EXERCISE AIM: Go through the lines below. Copy those with "WBTC".
# # # # # # #
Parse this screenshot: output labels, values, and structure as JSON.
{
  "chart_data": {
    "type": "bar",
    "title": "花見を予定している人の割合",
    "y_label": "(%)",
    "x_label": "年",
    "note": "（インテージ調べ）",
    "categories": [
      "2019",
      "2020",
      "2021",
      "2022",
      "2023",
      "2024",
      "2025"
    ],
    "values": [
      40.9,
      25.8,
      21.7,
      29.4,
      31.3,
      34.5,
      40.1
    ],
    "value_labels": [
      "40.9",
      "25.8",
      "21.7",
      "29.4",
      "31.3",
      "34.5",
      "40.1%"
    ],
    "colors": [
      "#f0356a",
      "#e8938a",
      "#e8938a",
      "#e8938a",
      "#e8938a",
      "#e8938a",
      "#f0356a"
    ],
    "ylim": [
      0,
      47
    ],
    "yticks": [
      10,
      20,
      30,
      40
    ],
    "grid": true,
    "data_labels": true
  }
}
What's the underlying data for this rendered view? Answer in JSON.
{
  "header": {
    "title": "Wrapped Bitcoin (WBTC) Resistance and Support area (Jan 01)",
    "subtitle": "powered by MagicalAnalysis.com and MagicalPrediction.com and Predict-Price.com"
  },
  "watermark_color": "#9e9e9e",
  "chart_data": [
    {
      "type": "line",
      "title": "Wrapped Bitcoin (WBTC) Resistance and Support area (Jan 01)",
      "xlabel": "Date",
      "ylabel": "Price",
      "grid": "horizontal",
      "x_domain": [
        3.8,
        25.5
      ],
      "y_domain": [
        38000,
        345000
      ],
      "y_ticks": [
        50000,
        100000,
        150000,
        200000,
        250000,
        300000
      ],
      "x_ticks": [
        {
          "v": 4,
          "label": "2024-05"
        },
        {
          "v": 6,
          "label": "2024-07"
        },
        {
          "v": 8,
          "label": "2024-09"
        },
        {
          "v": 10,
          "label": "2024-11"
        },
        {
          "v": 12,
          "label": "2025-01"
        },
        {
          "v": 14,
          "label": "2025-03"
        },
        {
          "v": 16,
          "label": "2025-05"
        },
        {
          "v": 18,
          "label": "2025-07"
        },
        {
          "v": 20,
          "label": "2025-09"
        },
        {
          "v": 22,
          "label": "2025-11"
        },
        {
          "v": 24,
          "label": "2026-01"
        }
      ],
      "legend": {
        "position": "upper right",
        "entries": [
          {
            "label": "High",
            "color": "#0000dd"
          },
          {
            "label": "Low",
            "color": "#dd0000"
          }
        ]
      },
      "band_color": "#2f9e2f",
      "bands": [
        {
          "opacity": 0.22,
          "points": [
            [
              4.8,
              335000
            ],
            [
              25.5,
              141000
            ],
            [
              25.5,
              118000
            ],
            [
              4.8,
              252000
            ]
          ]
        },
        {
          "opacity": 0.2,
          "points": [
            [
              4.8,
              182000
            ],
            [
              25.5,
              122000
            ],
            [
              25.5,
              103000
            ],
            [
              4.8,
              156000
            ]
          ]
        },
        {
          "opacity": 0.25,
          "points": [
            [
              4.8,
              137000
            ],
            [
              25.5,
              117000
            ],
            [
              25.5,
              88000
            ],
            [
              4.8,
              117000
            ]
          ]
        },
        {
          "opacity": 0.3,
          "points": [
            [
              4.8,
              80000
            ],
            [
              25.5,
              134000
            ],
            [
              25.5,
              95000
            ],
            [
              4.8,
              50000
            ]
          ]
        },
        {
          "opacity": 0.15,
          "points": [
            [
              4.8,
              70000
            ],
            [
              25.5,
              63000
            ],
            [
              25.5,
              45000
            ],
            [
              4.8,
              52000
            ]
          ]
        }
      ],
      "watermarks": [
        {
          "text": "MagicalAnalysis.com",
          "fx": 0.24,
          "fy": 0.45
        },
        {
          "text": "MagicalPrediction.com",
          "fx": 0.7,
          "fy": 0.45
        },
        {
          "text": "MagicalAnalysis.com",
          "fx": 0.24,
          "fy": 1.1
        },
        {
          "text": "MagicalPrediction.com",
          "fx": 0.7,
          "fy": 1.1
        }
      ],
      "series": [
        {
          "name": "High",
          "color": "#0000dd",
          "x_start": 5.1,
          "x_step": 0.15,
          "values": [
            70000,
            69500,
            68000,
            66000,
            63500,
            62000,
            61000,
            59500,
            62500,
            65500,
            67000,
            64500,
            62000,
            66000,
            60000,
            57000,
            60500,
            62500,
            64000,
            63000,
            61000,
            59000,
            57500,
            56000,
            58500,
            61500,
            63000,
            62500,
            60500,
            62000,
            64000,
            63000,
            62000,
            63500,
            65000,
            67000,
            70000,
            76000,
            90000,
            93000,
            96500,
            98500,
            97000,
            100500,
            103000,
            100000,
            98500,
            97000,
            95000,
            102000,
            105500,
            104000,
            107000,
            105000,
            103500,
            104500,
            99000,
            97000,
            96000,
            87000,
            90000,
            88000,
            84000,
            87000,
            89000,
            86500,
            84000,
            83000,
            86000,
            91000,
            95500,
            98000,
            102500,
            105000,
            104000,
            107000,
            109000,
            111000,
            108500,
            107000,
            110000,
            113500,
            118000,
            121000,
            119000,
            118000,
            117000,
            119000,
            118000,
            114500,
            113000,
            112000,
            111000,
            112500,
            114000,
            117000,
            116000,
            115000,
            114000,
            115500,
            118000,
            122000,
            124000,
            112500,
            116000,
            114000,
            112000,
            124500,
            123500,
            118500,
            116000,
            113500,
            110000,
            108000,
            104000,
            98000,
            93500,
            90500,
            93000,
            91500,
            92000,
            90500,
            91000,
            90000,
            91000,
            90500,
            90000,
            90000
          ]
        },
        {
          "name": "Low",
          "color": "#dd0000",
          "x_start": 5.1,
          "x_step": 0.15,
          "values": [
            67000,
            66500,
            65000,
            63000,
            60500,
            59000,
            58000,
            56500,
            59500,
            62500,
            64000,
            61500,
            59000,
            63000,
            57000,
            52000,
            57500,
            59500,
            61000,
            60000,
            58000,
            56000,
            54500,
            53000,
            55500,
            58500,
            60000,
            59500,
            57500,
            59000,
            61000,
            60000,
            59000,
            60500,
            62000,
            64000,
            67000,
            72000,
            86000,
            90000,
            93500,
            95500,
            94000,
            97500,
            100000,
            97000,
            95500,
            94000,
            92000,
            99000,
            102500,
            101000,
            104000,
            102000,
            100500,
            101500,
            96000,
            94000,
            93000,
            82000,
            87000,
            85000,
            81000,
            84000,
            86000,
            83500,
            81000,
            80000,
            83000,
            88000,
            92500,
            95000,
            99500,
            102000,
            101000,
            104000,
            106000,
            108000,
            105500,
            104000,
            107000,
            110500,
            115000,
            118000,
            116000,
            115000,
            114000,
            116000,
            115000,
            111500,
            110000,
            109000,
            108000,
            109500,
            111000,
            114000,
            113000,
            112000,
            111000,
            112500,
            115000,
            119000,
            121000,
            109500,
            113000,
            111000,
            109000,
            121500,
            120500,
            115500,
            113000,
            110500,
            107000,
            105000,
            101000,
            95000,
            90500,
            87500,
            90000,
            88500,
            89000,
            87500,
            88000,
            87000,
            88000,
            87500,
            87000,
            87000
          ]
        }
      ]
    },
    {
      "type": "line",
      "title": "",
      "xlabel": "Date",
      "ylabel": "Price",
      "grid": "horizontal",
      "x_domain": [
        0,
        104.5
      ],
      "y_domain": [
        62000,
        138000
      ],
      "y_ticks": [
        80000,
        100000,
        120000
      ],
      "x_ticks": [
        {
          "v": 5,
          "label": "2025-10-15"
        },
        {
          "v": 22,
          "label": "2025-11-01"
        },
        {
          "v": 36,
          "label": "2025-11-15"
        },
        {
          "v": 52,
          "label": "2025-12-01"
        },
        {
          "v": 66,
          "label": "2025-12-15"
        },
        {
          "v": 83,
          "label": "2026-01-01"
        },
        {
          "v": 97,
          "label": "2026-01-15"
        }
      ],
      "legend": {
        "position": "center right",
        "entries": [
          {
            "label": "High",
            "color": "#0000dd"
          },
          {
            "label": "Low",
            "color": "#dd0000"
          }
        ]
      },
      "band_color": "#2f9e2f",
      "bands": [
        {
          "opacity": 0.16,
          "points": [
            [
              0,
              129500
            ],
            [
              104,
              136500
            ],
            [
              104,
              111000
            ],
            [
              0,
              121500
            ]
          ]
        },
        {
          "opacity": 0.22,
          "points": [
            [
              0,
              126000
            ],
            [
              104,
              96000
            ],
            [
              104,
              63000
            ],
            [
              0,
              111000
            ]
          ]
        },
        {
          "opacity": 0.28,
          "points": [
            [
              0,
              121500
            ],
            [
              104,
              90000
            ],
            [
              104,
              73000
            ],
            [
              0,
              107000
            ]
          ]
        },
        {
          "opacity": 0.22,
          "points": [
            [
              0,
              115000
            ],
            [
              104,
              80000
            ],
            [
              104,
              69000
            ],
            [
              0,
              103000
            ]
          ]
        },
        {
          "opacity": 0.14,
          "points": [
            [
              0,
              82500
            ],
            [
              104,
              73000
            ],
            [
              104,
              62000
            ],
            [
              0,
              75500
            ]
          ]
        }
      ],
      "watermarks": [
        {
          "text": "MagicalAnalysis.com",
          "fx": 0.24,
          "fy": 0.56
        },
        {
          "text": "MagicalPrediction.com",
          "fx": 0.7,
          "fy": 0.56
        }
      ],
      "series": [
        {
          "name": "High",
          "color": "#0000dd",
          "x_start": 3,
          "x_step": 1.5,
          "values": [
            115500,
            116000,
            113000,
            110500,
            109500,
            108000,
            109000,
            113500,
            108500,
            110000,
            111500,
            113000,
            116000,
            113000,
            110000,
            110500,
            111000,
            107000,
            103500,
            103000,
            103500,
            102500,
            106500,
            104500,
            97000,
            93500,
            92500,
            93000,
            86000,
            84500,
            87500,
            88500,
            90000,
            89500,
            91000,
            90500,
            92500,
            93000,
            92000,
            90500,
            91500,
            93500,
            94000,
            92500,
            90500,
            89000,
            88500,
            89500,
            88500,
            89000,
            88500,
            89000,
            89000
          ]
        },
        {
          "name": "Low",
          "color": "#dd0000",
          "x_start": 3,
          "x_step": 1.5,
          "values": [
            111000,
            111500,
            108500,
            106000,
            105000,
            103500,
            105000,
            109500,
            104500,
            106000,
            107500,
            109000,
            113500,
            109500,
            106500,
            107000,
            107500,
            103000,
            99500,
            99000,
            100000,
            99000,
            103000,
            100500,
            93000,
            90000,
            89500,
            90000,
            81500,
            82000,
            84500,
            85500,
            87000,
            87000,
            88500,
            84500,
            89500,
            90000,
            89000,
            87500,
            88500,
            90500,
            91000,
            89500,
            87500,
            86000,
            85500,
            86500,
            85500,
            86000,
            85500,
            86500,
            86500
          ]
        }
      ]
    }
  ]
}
# # # # # # #
COMPLETED EXERCISE:
    "title": "Wrapped Bitcoin (WBTC) Resistance and Support area (Jan 01)",
      "title": "Wrapped Bitcoin (WBTC) Resistance and Support area (Jan 01)",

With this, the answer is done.